═════ RECORDS FOR THIS EXERCISE ═════

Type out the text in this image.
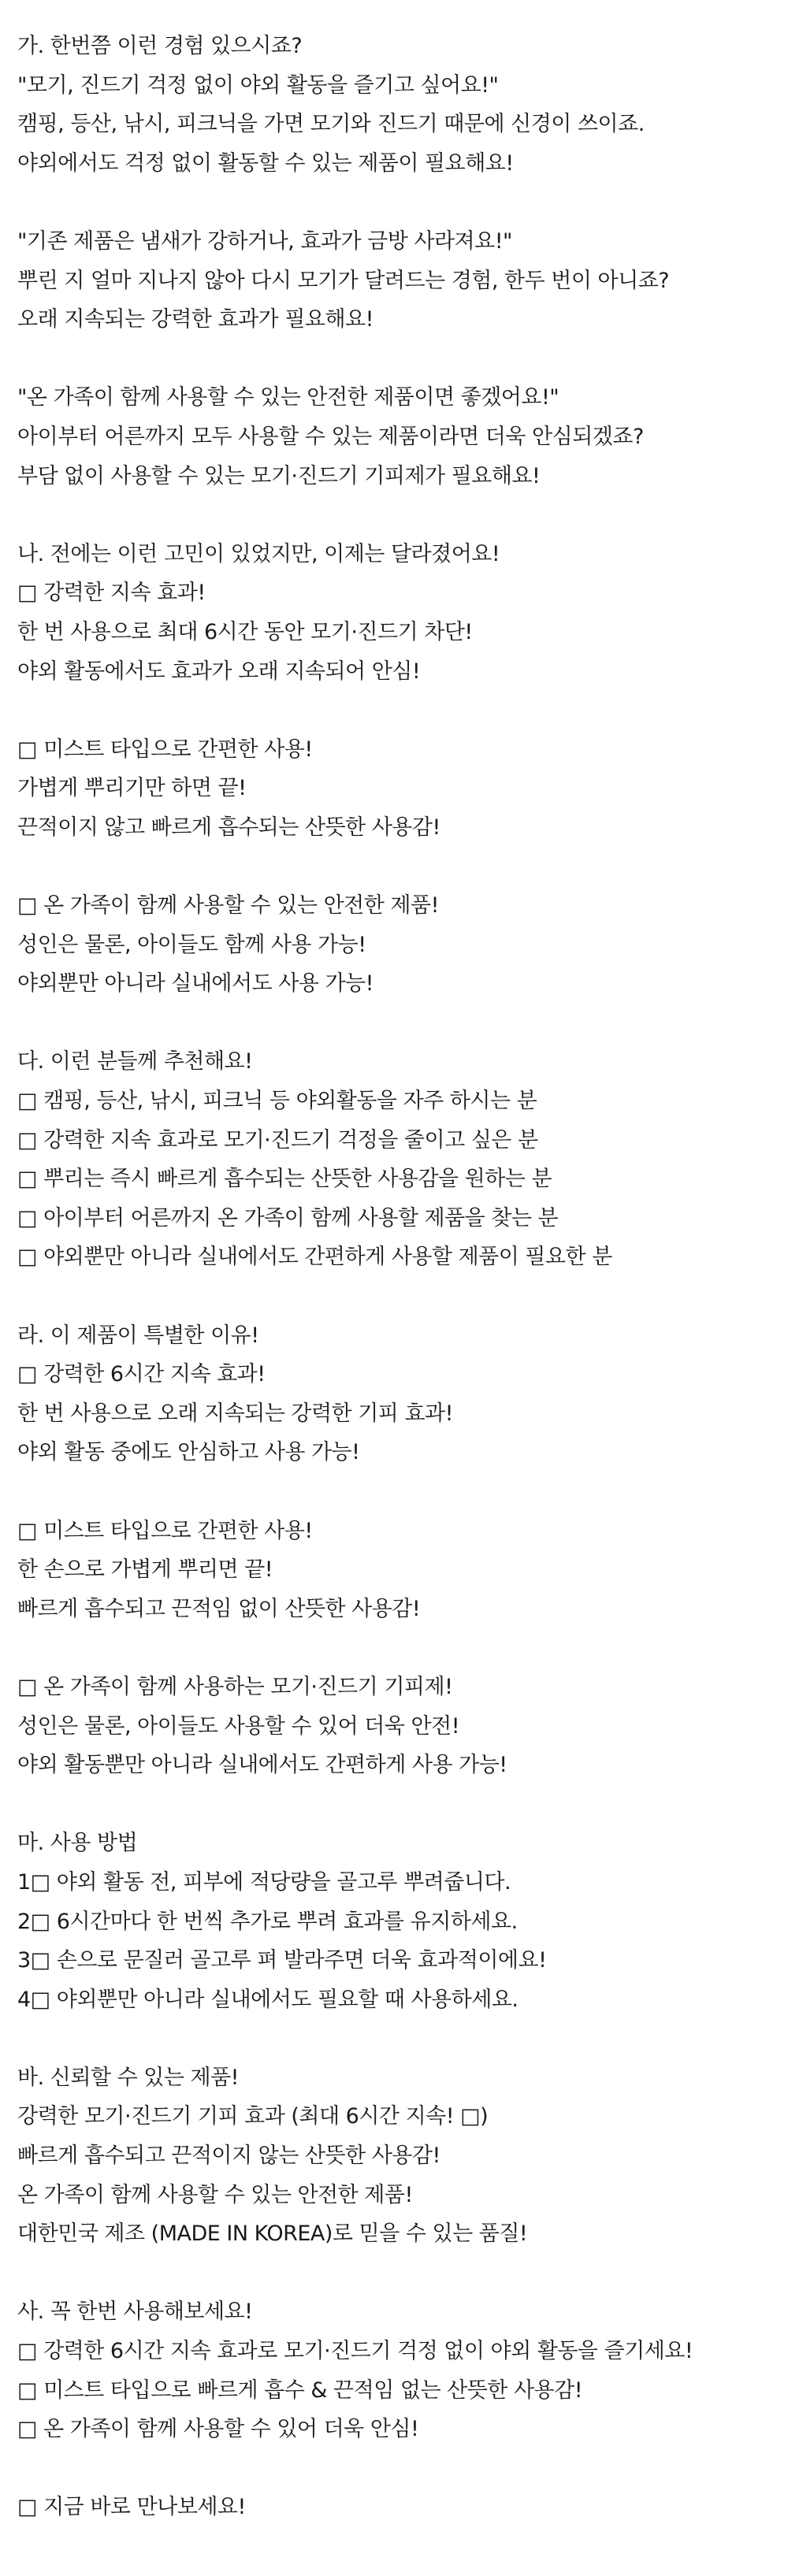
가. 한번쯤 이런 경험 있으시죠?
"모기, 진드기 걱정 없이 야외 활동을 즐기고 싶어요!"
캠핑, 등산, 낚시, 피크닉을 가면 모기와 진드기 때문에 신경이 쓰이죠.
야외에서도 걱정 없이 활동할 수 있는 제품이 필요해요!
"기존 제품은 냄새가 강하거나, 효과가 금방 사라져요!"
뿌린 지 얼마 지나지 않아 다시 모기가 달려드는 경험, 한두 번이 아니죠?
오래 지속되는 강력한 효과가 필요해요!
"온 가족이 함께 사용할 수 있는 안전한 제품이면 좋겠어요!"
아이부터 어른까지 모두 사용할 수 있는 제품이라면 더욱 안심되겠죠?
부담 없이 사용할 수 있는 모기·진드기 기피제가 필요해요!
나. 전에는 이런 고민이 있었지만, 이제는 달라졌어요!
□ 강력한 지속 효과!
한 번 사용으로 최대 6시간 동안 모기·진드기 차단!
야외 활동에서도 효과가 오래 지속되어 안심!
□ 미스트 타입으로 간편한 사용!
가볍게 뿌리기만 하면 끝!
끈적이지 않고 빠르게 흡수되는 산뜻한 사용감!
□ 온 가족이 함께 사용할 수 있는 안전한 제품!
성인은 물론, 아이들도 함께 사용 가능!
야외뿐만 아니라 실내에서도 사용 가능!
다. 이런 분들께 추천해요!
□ 캠핑, 등산, 낚시, 피크닉 등 야외활동을 자주 하시는 분
□ 강력한 지속 효과로 모기·진드기 걱정을 줄이고 싶은 분
□ 뿌리는 즉시 빠르게 흡수되는 산뜻한 사용감을 원하는 분
□ 아이부터 어른까지 온 가족이 함께 사용할 제품을 찾는 분
□ 야외뿐만 아니라 실내에서도 간편하게 사용할 제품이 필요한 분
라. 이 제품이 특별한 이유!
□ 강력한 6시간 지속 효과!
한 번 사용으로 오래 지속되는 강력한 기피 효과!
야외 활동 중에도 안심하고 사용 가능!
□ 미스트 타입으로 간편한 사용!
한 손으로 가볍게 뿌리면 끝!
빠르게 흡수되고 끈적임 없이 산뜻한 사용감!
□ 온 가족이 함께 사용하는 모기·진드기 기피제!
성인은 물론, 아이들도 사용할 수 있어 더욱 안전!
야외 활동뿐만 아니라 실내에서도 간편하게 사용 가능!
마. 사용 방법
1□ 야외 활동 전, 피부에 적당량을 골고루 뿌려줍니다.
2□ 6시간마다 한 번씩 추가로 뿌려 효과를 유지하세요.
3□ 손으로 문질러 골고루 펴 발라주면 더욱 효과적이에요!
4□ 야외뿐만 아니라 실내에서도 필요할 때 사용하세요.
바. 신뢰할 수 있는 제품!
강력한 모기·진드기 기피 효과 (최대 6시간 지속! □)
빠르게 흡수되고 끈적이지 않는 산뜻한 사용감!
온 가족이 함께 사용할 수 있는 안전한 제품!
대한민국 제조 (MADE IN KOREA)로 믿을 수 있는 품질!
사. 꼭 한번 사용해보세요!
□ 강력한 6시간 지속 효과로 모기·진드기 걱정 없이 야외 활동을 즐기세요!
□ 미스트 타입으로 빠르게 흡수 & 끈적임 없는 산뜻한 사용감!
□ 온 가족이 함께 사용할 수 있어 더욱 안심!
□ 지금 바로 만나보세요!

═════

● **TASK REQUIREMENTS**
Each line in the records above should be reproduced exactly; images are not copied.

● **SOLUTION BELOW**
Type out the text in this image.
가. 한번쯤 이런 경험 있으시죠?
"모기, 진드기 걱정 없이 야외 활동을 즐기고 싶어요!"
캠핑, 등산, 낚시, 피크닉을 가면 모기와 진드기 때문에 신경이 쓰이죠.
야외에서도 걱정 없이 활동할 수 있는 제품이 필요해요!
"기존 제품은 냄새가 강하거나, 효과가 금방 사라져요!"
뿌린 지 얼마 지나지 않아 다시 모기가 달려드는 경험, 한두 번이 아니죠?
오래 지속되는 강력한 효과가 필요해요!
"온 가족이 함께 사용할 수 있는 안전한 제품이면 좋겠어요!"
아이부터 어른까지 모두 사용할 수 있는 제품이라면 더욱 안심되겠죠?
부담 없이 사용할 수 있는 모기·진드기 기피제가 필요해요!
나. 전에는 이런 고민이 있었지만, 이제는 달라졌어요!
□ 강력한 지속 효과!
한 번 사용으로 최대 6시간 동안 모기·진드기 차단!
야외 활동에서도 효과가 오래 지속되어 안심!
□ 미스트 타입으로 간편한 사용!
가볍게 뿌리기만 하면 끝!
끈적이지 않고 빠르게 흡수되는 산뜻한 사용감!
□ 온 가족이 함께 사용할 수 있는 안전한 제품!
성인은 물론, 아이들도 함께 사용 가능!
야외뿐만 아니라 실내에서도 사용 가능!
다. 이런 분들께 추천해요!
□ 캠핑, 등산, 낚시, 피크닉 등 야외활동을 자주 하시는 분
□ 강력한 지속 효과로 모기·진드기 걱정을 줄이고 싶은 분
□ 뿌리는 즉시 빠르게 흡수되는 산뜻한 사용감을 원하는 분
□ 아이부터 어른까지 온 가족이 함께 사용할 제품을 찾는 분
□ 야외뿐만 아니라 실내에서도 간편하게 사용할 제품이 필요한 분
라. 이 제품이 특별한 이유!
□ 강력한 6시간 지속 효과!
한 번 사용으로 오래 지속되는 강력한 기피 효과!
야외 활동 중에도 안심하고 사용 가능!
□ 미스트 타입으로 간편한 사용!
한 손으로 가볍게 뿌리면 끝!
빠르게 흡수되고 끈적임 없이 산뜻한 사용감!
□ 온 가족이 함께 사용하는 모기·진드기 기피제!
성인은 물론, 아이들도 사용할 수 있어 더욱 안전!
야외 활동뿐만 아니라 실내에서도 간편하게 사용 가능!
마. 사용 방법
1□ 야외 활동 전, 피부에 적당량을 골고루 뿌려줍니다.
2□ 6시간마다 한 번씩 추가로 뿌려 효과를 유지하세요.
3□ 손으로 문질러 골고루 펴 발라주면 더욱 효과적이에요!
4□ 야외뿐만 아니라 실내에서도 필요할 때 사용하세요.
바. 신뢰할 수 있는 제품!
강력한 모기·진드기 기피 효과 (최대 6시간 지속! □)
빠르게 흡수되고 끈적이지 않는 산뜻한 사용감!
온 가족이 함께 사용할 수 있는 안전한 제품!
대한민국 제조 (MADE IN KOREA)로 믿을 수 있는 품질!
사. 꼭 한번 사용해보세요!
□ 강력한 6시간 지속 효과로 모기·진드기 걱정 없이 야외 활동을 즐기세요!
□ 미스트 타입으로 빠르게 흡수 & 끈적임 없는 산뜻한 사용감!
□ 온 가족이 함께 사용할 수 있어 더욱 안심!
□ 지금 바로 만나보세요!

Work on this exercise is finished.